>> Begin Excerpted records
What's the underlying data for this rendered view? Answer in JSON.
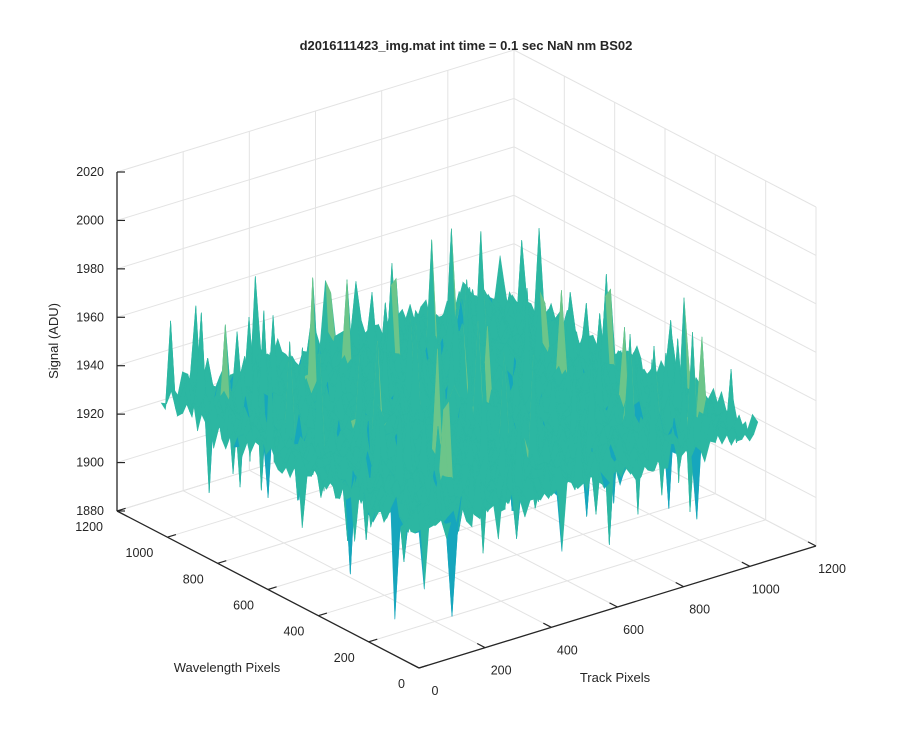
{
  "chart_data": {
    "type": "surface",
    "title": "d2016111423_img.mat int time = 0.1 sec  NaN nm BS02",
    "xlabel": "Track Pixels",
    "ylabel": "Wavelength Pixels",
    "zlabel": "Signal (ADU)",
    "x_ticks": [
      "0",
      "200",
      "400",
      "600",
      "800",
      "1000",
      "1200"
    ],
    "y_ticks": [
      "0",
      "200",
      "400",
      "600",
      "800",
      "1000",
      "1200"
    ],
    "z_ticks": [
      "1880",
      "1900",
      "1920",
      "1940",
      "1960",
      "1980",
      "2000",
      "2020"
    ],
    "xlim": [
      0,
      1200
    ],
    "ylim": [
      0,
      1200
    ],
    "zlim": [
      1880,
      2020
    ],
    "data_extent": {
      "x": [
        0,
        1024
      ],
      "y": [
        0,
        1024
      ]
    },
    "signal_mean": 1937,
    "signal_min": 1884,
    "signal_max": 2017,
    "colormap": [
      "#1f7fc8",
      "#16a6bd",
      "#2cb7a2",
      "#6cc58a",
      "#aacb6e",
      "#dcc85c"
    ],
    "grid": true,
    "view": "3d-oblique"
  }
}
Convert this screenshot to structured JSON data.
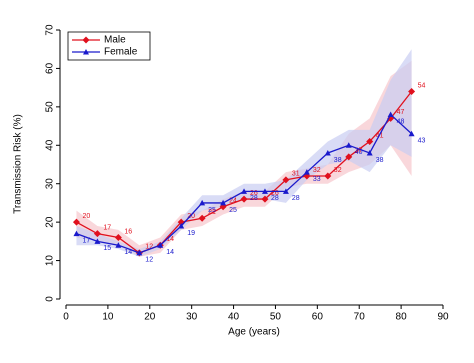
{
  "chart_data": {
    "type": "line",
    "x_label": "Age (years)",
    "y_label": "Transmission Risk (%)",
    "x": [
      2.5,
      7.5,
      12.5,
      17.5,
      22.5,
      27.5,
      32.5,
      37.5,
      42.5,
      47.5,
      52.5,
      57.5,
      62.5,
      67.5,
      72.5,
      77.5,
      82.5
    ],
    "series": [
      {
        "name": "Male",
        "color": "#e0101e",
        "band_color": "#f7c6cc",
        "marker": "diamond",
        "values": [
          20,
          17,
          16,
          12,
          14,
          20,
          21,
          24,
          26,
          26,
          31,
          32,
          32,
          37,
          41,
          47,
          54
        ],
        "ci_low": [
          16,
          15,
          14,
          11,
          12,
          18,
          19,
          22,
          24,
          24,
          29,
          30,
          30,
          33,
          35,
          40,
          32
        ],
        "ci_high": [
          23,
          19,
          18,
          14,
          16,
          22,
          23,
          26,
          28,
          28,
          33,
          34,
          35,
          43,
          47,
          58,
          62
        ]
      },
      {
        "name": "Female",
        "color": "#1a1acc",
        "band_color": "#c9cdf2",
        "marker": "triangle",
        "values": [
          17,
          15,
          14,
          12,
          14,
          19,
          25,
          25,
          28,
          28,
          28,
          33,
          38,
          40,
          38,
          48,
          43
        ],
        "ci_low": [
          14,
          14,
          13,
          11,
          13,
          18,
          23,
          24,
          26,
          26,
          25,
          31,
          35,
          36,
          33,
          40,
          37
        ],
        "ci_high": [
          19,
          17,
          15,
          13,
          15,
          21,
          27,
          27,
          30,
          30,
          31,
          36,
          41,
          44,
          44,
          57,
          65
        ]
      }
    ],
    "xlim": [
      0,
      90
    ],
    "xticks": [
      0,
      10,
      20,
      30,
      40,
      50,
      60,
      70,
      80,
      90
    ],
    "ylim": [
      0,
      70
    ],
    "yticks": [
      0,
      10,
      20,
      30,
      40,
      50,
      60,
      70
    ],
    "legend": "top-left",
    "grid": false
  }
}
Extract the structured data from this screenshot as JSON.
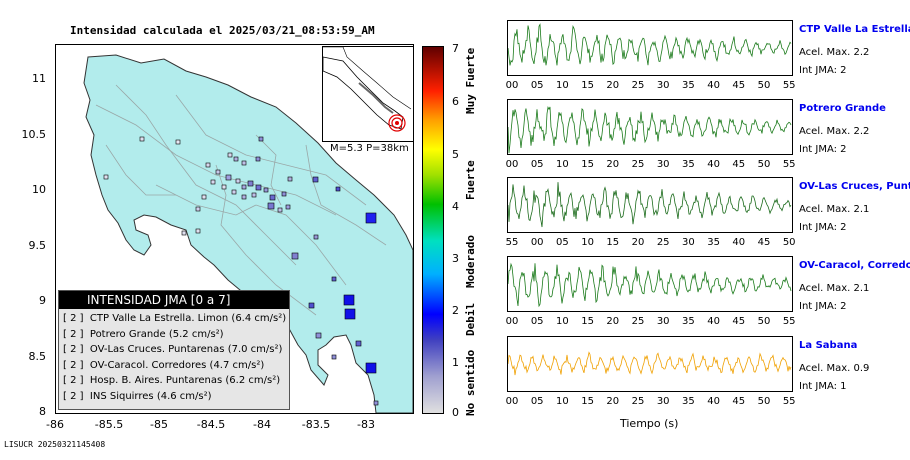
{
  "map": {
    "title": "Intensidad calculada el 2025/03/21_08:53:59_AM",
    "y_ticks": [
      "11",
      "10.5",
      "10",
      "9.5",
      "9",
      "8.5",
      "8"
    ],
    "x_ticks": [
      "-86",
      "-85.5",
      "-85",
      "-84.5",
      "-84",
      "-83.5",
      "-83"
    ],
    "inset_label": "M=5.3 P=38km"
  },
  "legend": {
    "title": "INTENSIDAD JMA [0 a 7]",
    "items": [
      {
        "intensity": "[ 2 ]",
        "name": "CTP Valle La Estrella. Limon",
        "accel": "(6.4 cm/s²)"
      },
      {
        "intensity": "[ 2 ]",
        "name": "Potrero Grande",
        "accel": "(5.2 cm/s²)"
      },
      {
        "intensity": "[ 2 ]",
        "name": "OV-Las Cruces. Puntarenas",
        "accel": "(7.0 cm/s²)"
      },
      {
        "intensity": "[ 2 ]",
        "name": "OV-Caracol. Corredores",
        "accel": "(4.7 cm/s²)"
      },
      {
        "intensity": "[ 2 ]",
        "name": "Hosp. B. Aires. Puntarenas",
        "accel": "(6.2 cm/s²)"
      },
      {
        "intensity": "[ 2 ]",
        "name": "INS Siquirres",
        "accel": "(4.6 cm/s²)"
      }
    ]
  },
  "colorbar": {
    "ticks": [
      "7",
      "6",
      "5",
      "4",
      "3",
      "2",
      "1",
      "0"
    ],
    "categories": [
      "Muy Fuerte",
      "Fuerte",
      "Moderado",
      "Debil",
      "No sentido"
    ]
  },
  "footer_id": "LISUCR 20250321145408",
  "traces": {
    "x_label": "Tiempo (s)",
    "stations": [
      {
        "name": "CTP Valle La Estrella, L",
        "accel": "Acel. Max. 2.2",
        "jma": "Int JMA: 2",
        "color": "#1a7a1a",
        "ticks": [
          "00",
          "05",
          "10",
          "15",
          "20",
          "25",
          "30",
          "35",
          "40",
          "45",
          "50",
          "55"
        ]
      },
      {
        "name": "Potrero Grande",
        "accel": "Acel. Max. 2.2",
        "jma": "Int JMA: 2",
        "color": "#1a7a1a",
        "ticks": [
          "00",
          "05",
          "10",
          "15",
          "20",
          "25",
          "30",
          "35",
          "40",
          "45",
          "50",
          "55"
        ]
      },
      {
        "name": "OV-Las Cruces, Puntar",
        "accel": "Acel. Max. 2.1",
        "jma": "Int JMA: 2",
        "color": "#1a6a1a",
        "ticks": [
          "55",
          "00",
          "05",
          "10",
          "15",
          "20",
          "25",
          "30",
          "35",
          "40",
          "45",
          "50"
        ]
      },
      {
        "name": "OV-Caracol, Corredore",
        "accel": "Acel. Max. 2.1",
        "jma": "Int JMA: 2",
        "color": "#1a7a1a",
        "ticks": [
          "00",
          "05",
          "10",
          "15",
          "20",
          "25",
          "30",
          "35",
          "40",
          "45",
          "50",
          "55"
        ]
      },
      {
        "name": "La Sabana",
        "accel": "Acel. Max. 0.9",
        "jma": "Int JMA: 1",
        "color": "#f0a000",
        "ticks": [
          "00",
          "05",
          "10",
          "15",
          "20",
          "25",
          "30",
          "35",
          "40",
          "45",
          "50",
          "55"
        ]
      }
    ]
  }
}
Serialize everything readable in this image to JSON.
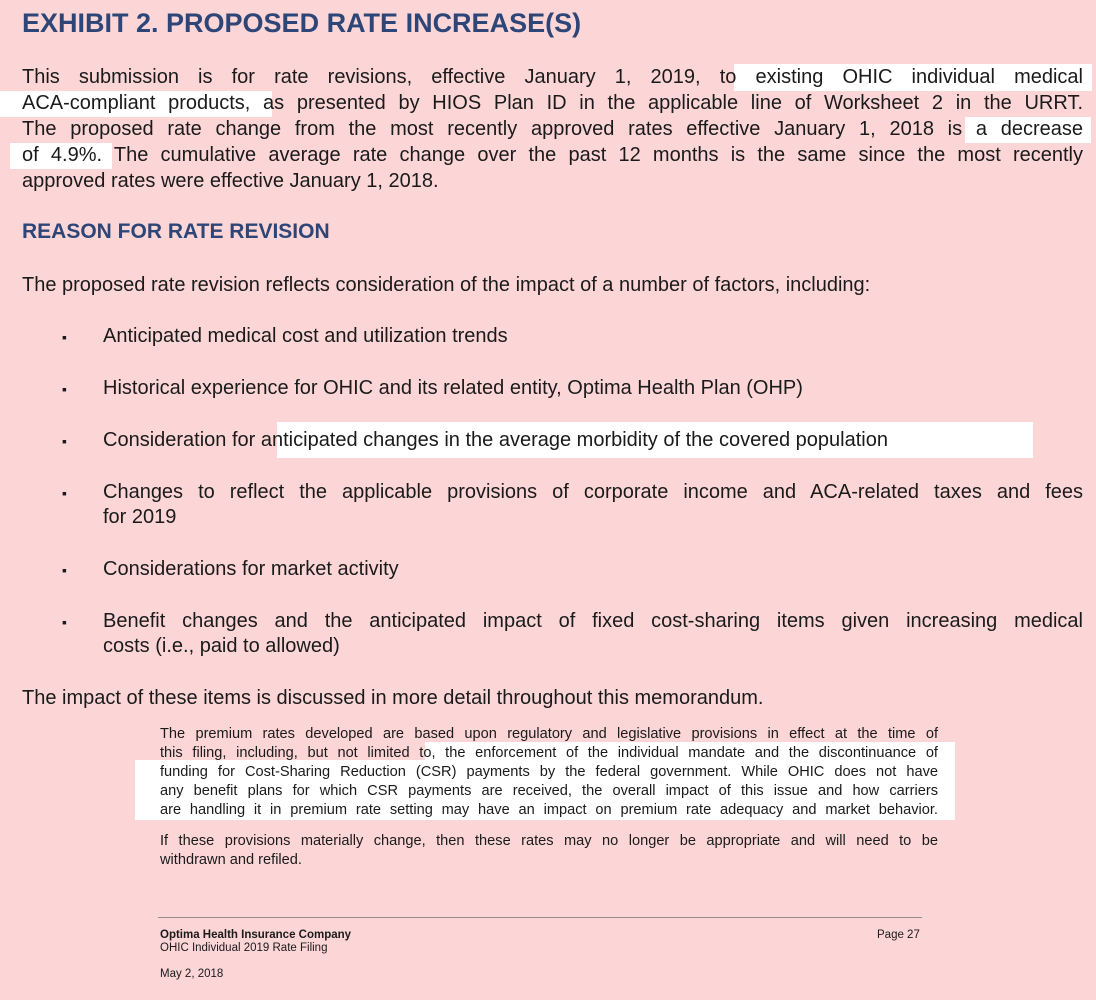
{
  "title": "EXHIBIT 2.  PROPOSED RATE INCREASE(S)",
  "intro_lines": [
    [
      "This submission is for rate revisions, effective January 1, 2019, to ",
      "existing OHIC individual medical"
    ],
    [
      "ACA-compliant products,",
      " as presented by HIOS Plan ID in the applicable line of Worksheet 2 in the URRT."
    ],
    [
      "The proposed rate change from the most recently approved rates effective January 1, 2018 is ",
      "a decrease"
    ],
    [
      "of 4.9%.",
      " The cumulative average rate change over the past 12 months is the same since the most recently"
    ],
    [
      "approved rates were effective January 1, 2018."
    ]
  ],
  "section_heading": "REASON FOR RATE REVISION",
  "lead_in": "The proposed rate revision reflects consideration of the impact of a number of factors, including:",
  "bullet_glyph": "▪",
  "bullets": [
    {
      "lines": [
        "Anticipated medical cost and utilization trends"
      ]
    },
    {
      "lines": [
        "Historical experience for OHIC and its related entity, Optima Health Plan (OHP)"
      ]
    },
    {
      "pre": "Consideration for ",
      "highlight": "anticipated changes in the average morbidity of the covered population"
    },
    {
      "lines": [
        "Changes to reflect the applicable provisions of corporate income and ACA-related taxes and fees",
        "for 2019"
      ]
    },
    {
      "lines": [
        "Considerations for market activity"
      ]
    },
    {
      "lines": [
        "Benefit changes and the anticipated impact of fixed cost-sharing items given increasing medical",
        "costs (i.e., paid to allowed)"
      ]
    }
  ],
  "closing": "The impact of these items is discussed in more detail throughout this memorandum.",
  "note_lines": [
    "The premium rates developed are based upon regulatory and legislative provisions in effect at the time of",
    "this filing, including, but not limited to, the enforcement of the individual mandate and the discontinuance of",
    "funding for Cost-Sharing Reduction (CSR) payments by the federal government. While OHIC does not have",
    "any benefit plans for which CSR payments are received, the overall impact of this issue and how carriers",
    "are handling it in premium rate setting may have an impact on premium rate adequacy and market behavior."
  ],
  "note2_lines": [
    "If these provisions materially change, then these rates may no longer be appropriate and will need to be",
    "withdrawn and refiled."
  ],
  "footer": {
    "company": "Optima Health Insurance Company",
    "filing": "OHIC Individual 2019 Rate Filing",
    "date": "May 2, 2018",
    "page": "Page 27"
  },
  "colors": {
    "background": "#fcd6d7",
    "heading": "#2d4677",
    "highlight": "#ffffff"
  }
}
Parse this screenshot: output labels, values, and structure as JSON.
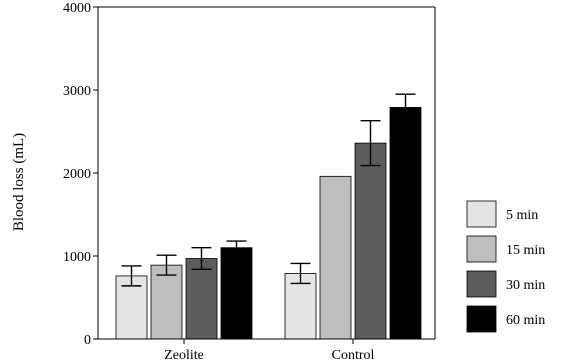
{
  "chart_data": {
    "type": "bar",
    "title": "",
    "xlabel": "",
    "ylabel": "Blood loss (mL)",
    "ylim": [
      0,
      4000
    ],
    "yticks": [
      0,
      1000,
      2000,
      3000,
      4000
    ],
    "grid": false,
    "legend_position": "right",
    "categories": [
      "Zeolite",
      "Control"
    ],
    "series": [
      {
        "name": "5 min",
        "color": "#e4e4e4",
        "values": [
          760,
          790
        ],
        "errors": [
          120,
          120
        ]
      },
      {
        "name": "15 min",
        "color": "#bebebe",
        "values": [
          890,
          1960
        ],
        "errors": [
          120,
          null
        ]
      },
      {
        "name": "30 min",
        "color": "#5d5d5d",
        "values": [
          970,
          2360
        ],
        "errors": [
          130,
          270
        ]
      },
      {
        "name": "60 min",
        "color": "#000000",
        "values": [
          1100,
          2790
        ],
        "errors": [
          80,
          160
        ]
      }
    ]
  }
}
>> End Excerpted records
◆ Required work: What do the lines above say from the line containing "Parse this screenshot: output" through the last line? Quote them exactly, both ends included, and leave out the pictures.

◆ Written answer:
Parse this screenshot: output labels, values, and structure as JSON.
{
  "chart_data": {
    "type": "bar",
    "title": "",
    "xlabel": "",
    "ylabel": "Blood loss (mL)",
    "ylim": [
      0,
      4000
    ],
    "yticks": [
      0,
      1000,
      2000,
      3000,
      4000
    ],
    "grid": false,
    "legend_position": "right",
    "categories": [
      "Zeolite",
      "Control"
    ],
    "series": [
      {
        "name": "5 min",
        "color": "#e4e4e4",
        "values": [
          760,
          790
        ],
        "errors": [
          120,
          120
        ]
      },
      {
        "name": "15 min",
        "color": "#bebebe",
        "values": [
          890,
          1960
        ],
        "errors": [
          120,
          null
        ]
      },
      {
        "name": "30 min",
        "color": "#5d5d5d",
        "values": [
          970,
          2360
        ],
        "errors": [
          130,
          270
        ]
      },
      {
        "name": "60 min",
        "color": "#000000",
        "values": [
          1100,
          2790
        ],
        "errors": [
          80,
          160
        ]
      }
    ]
  }
}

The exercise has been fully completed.